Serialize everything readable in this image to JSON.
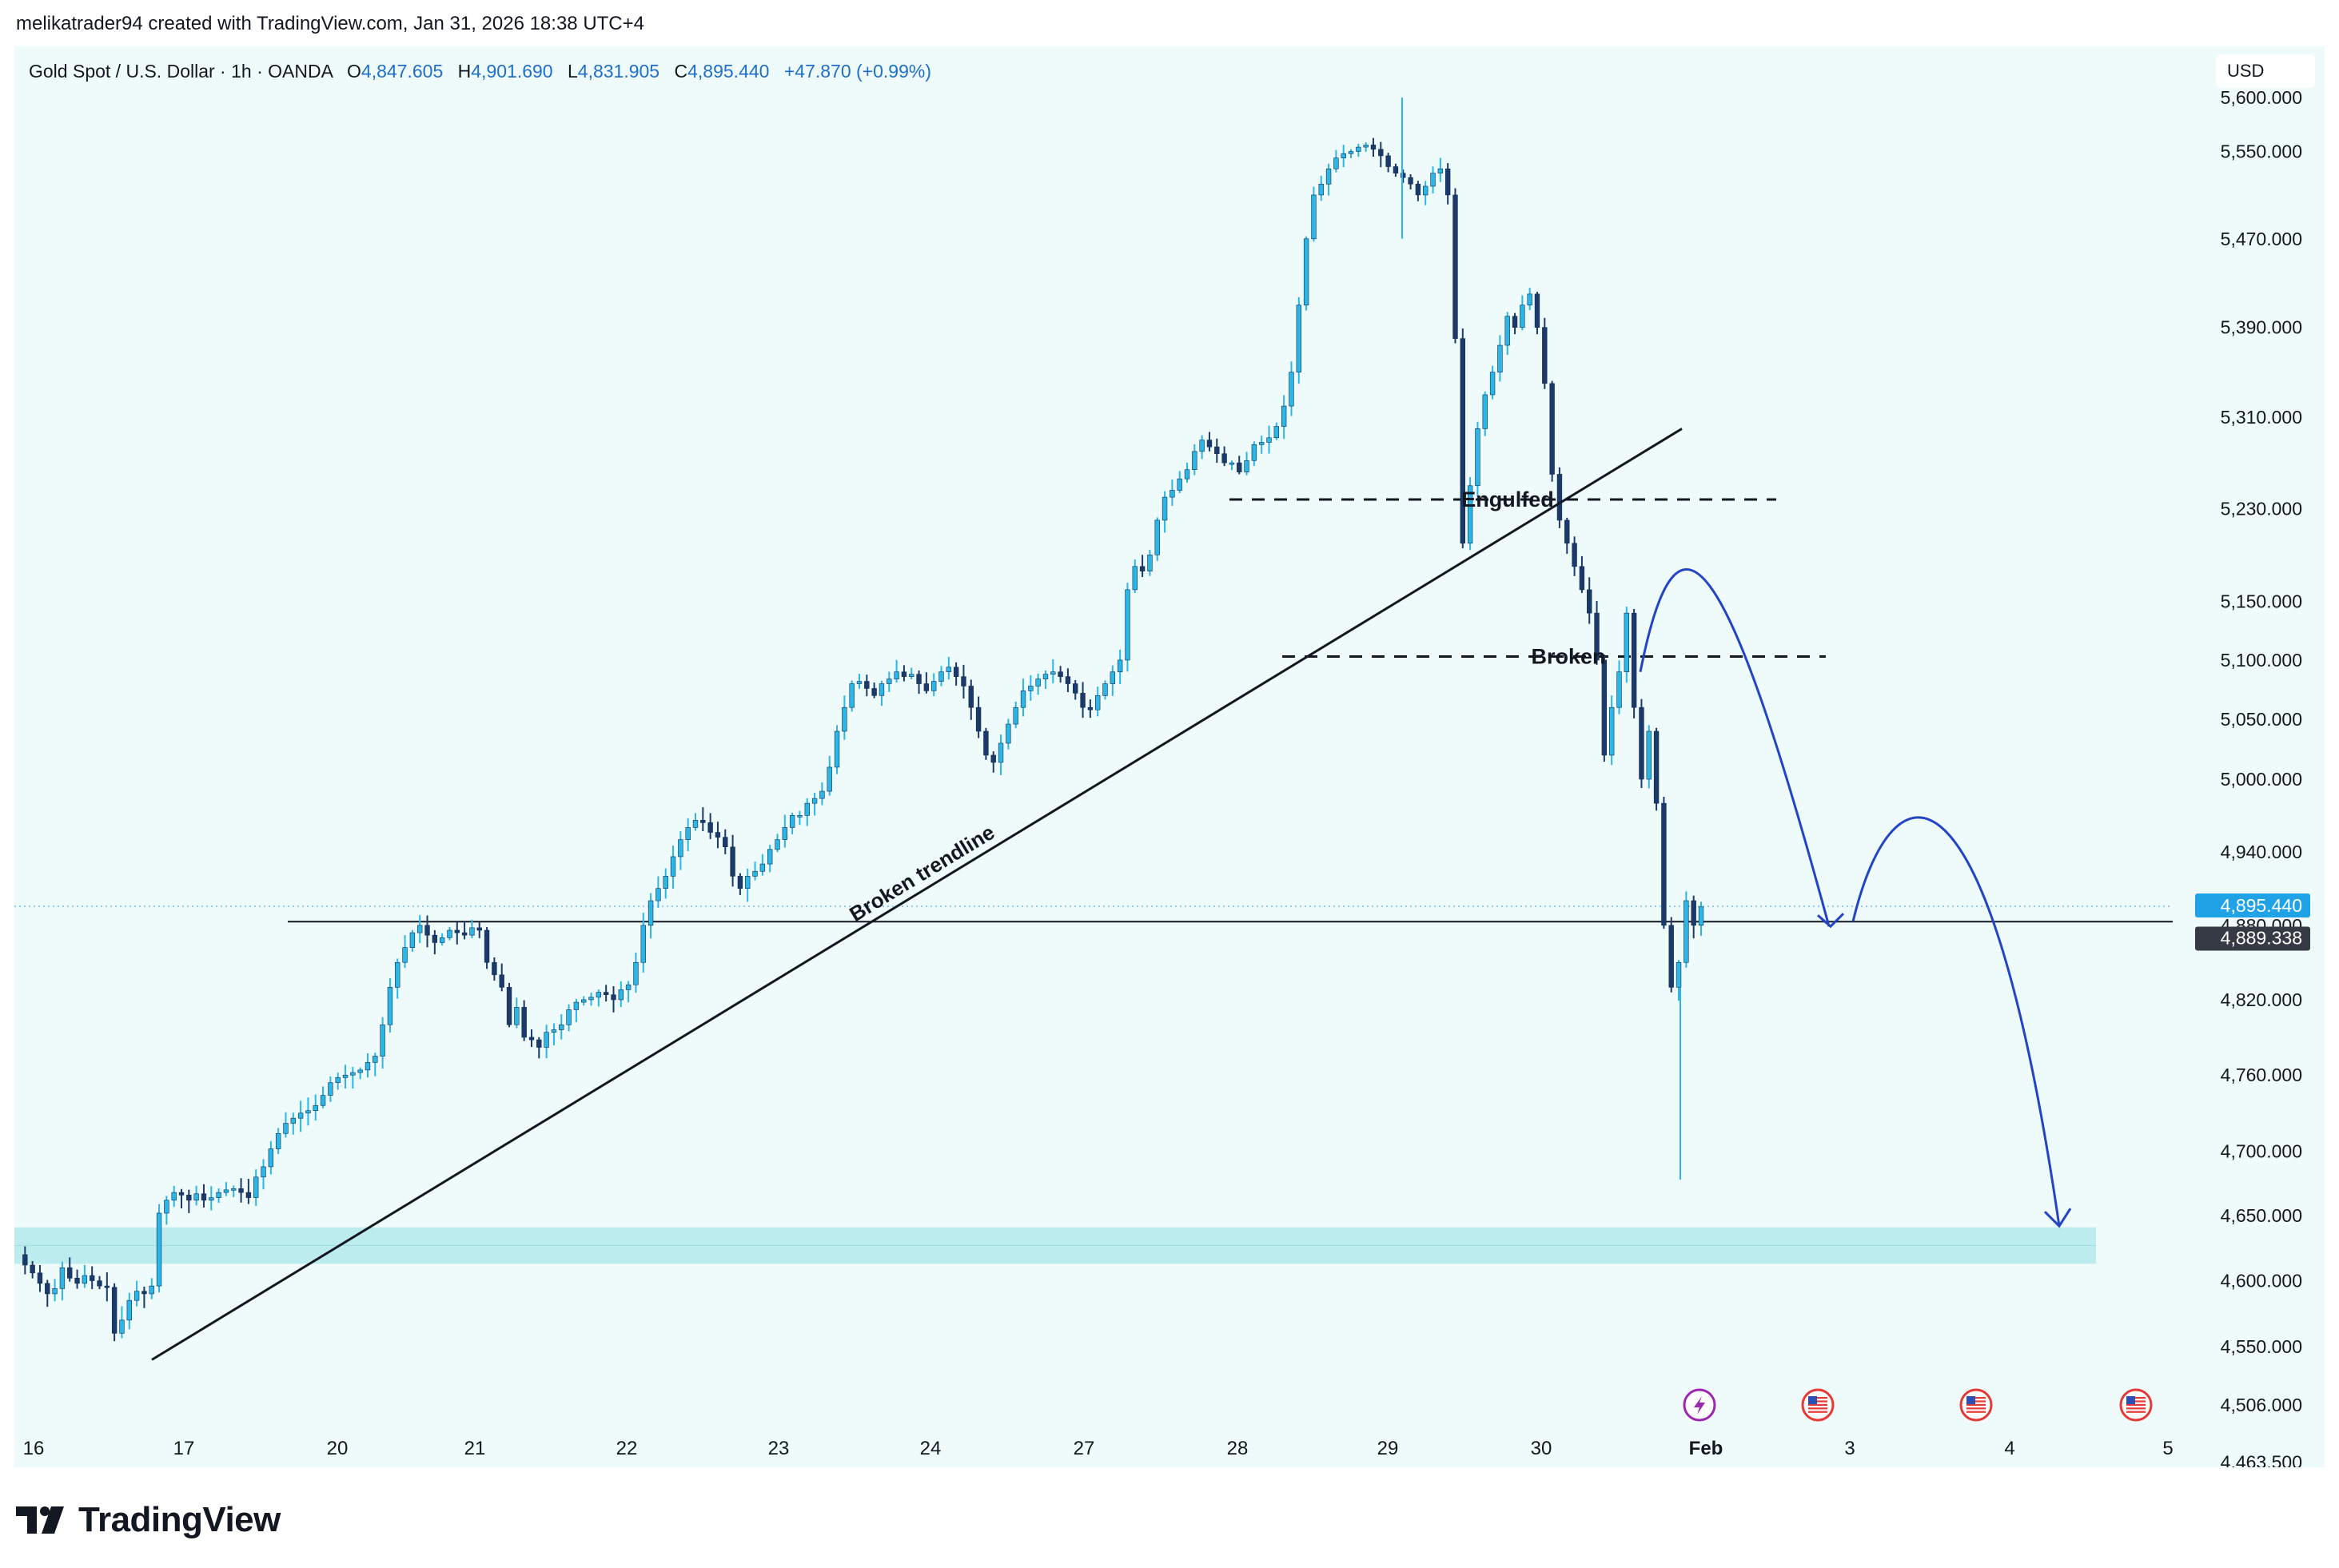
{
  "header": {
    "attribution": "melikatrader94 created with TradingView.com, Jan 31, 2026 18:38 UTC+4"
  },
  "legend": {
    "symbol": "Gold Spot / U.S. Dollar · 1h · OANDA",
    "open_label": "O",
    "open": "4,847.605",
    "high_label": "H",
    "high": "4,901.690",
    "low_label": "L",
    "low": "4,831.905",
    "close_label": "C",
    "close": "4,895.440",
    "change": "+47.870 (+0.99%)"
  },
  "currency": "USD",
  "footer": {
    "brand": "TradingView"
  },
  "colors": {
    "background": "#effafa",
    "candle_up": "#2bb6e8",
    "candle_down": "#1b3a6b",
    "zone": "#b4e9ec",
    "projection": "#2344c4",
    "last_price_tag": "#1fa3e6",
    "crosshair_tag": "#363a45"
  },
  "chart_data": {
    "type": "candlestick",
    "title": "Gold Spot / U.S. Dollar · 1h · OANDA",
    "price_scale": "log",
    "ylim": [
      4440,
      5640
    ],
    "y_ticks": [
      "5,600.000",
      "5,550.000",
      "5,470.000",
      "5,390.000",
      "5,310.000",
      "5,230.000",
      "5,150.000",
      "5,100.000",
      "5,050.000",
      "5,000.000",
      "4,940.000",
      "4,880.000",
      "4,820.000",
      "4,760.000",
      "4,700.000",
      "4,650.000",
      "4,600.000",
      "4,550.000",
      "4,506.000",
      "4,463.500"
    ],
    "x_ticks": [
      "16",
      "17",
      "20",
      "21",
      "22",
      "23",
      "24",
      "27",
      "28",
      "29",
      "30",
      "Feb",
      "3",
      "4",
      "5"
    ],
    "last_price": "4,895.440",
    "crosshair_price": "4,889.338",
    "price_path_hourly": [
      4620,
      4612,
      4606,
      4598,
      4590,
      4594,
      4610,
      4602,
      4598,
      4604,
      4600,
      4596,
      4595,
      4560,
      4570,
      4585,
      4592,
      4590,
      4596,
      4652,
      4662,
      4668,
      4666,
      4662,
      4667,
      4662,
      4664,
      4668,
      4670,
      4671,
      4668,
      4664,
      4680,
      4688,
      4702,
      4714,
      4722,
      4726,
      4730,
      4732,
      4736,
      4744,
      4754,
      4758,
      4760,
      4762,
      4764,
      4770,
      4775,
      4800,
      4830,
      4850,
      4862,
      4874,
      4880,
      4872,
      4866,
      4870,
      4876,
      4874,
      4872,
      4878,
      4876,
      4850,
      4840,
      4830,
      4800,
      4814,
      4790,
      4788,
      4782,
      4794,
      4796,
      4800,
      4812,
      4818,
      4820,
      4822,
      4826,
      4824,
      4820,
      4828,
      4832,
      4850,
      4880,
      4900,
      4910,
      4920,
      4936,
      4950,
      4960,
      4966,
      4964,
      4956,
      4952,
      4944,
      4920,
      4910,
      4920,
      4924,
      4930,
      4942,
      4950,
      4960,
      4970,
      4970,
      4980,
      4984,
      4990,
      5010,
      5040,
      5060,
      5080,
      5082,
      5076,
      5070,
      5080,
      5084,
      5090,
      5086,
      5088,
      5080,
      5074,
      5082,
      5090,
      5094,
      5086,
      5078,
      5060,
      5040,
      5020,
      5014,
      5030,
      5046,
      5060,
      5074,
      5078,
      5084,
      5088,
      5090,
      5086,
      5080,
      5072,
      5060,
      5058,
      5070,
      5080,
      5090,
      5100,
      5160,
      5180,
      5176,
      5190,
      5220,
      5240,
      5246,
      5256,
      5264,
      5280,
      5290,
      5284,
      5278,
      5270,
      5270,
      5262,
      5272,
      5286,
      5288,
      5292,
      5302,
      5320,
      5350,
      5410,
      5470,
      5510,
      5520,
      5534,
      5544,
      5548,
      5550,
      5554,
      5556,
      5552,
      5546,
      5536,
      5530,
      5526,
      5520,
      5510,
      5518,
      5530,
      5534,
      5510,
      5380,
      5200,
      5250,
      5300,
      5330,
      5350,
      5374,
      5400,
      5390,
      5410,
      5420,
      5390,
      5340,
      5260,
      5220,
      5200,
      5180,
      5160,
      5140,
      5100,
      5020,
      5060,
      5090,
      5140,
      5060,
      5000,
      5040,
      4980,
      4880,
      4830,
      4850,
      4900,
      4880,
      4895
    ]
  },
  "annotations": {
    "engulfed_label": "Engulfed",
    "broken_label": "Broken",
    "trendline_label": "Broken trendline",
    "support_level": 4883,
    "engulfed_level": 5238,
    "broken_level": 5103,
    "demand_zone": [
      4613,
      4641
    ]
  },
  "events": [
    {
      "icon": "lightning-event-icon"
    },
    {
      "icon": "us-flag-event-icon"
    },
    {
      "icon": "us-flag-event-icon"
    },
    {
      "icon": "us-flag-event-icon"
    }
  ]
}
-*-
▶ [REQUIRED TASK]: Collect every line with the string "TradingView" from the records, and copy each.

▶ [EXPECTED ANSWER]:
    "attribution": "melikatrader94 created with TradingView.com, Jan 31, 2026 18:38 UTC+4"
    "brand": "TradingView"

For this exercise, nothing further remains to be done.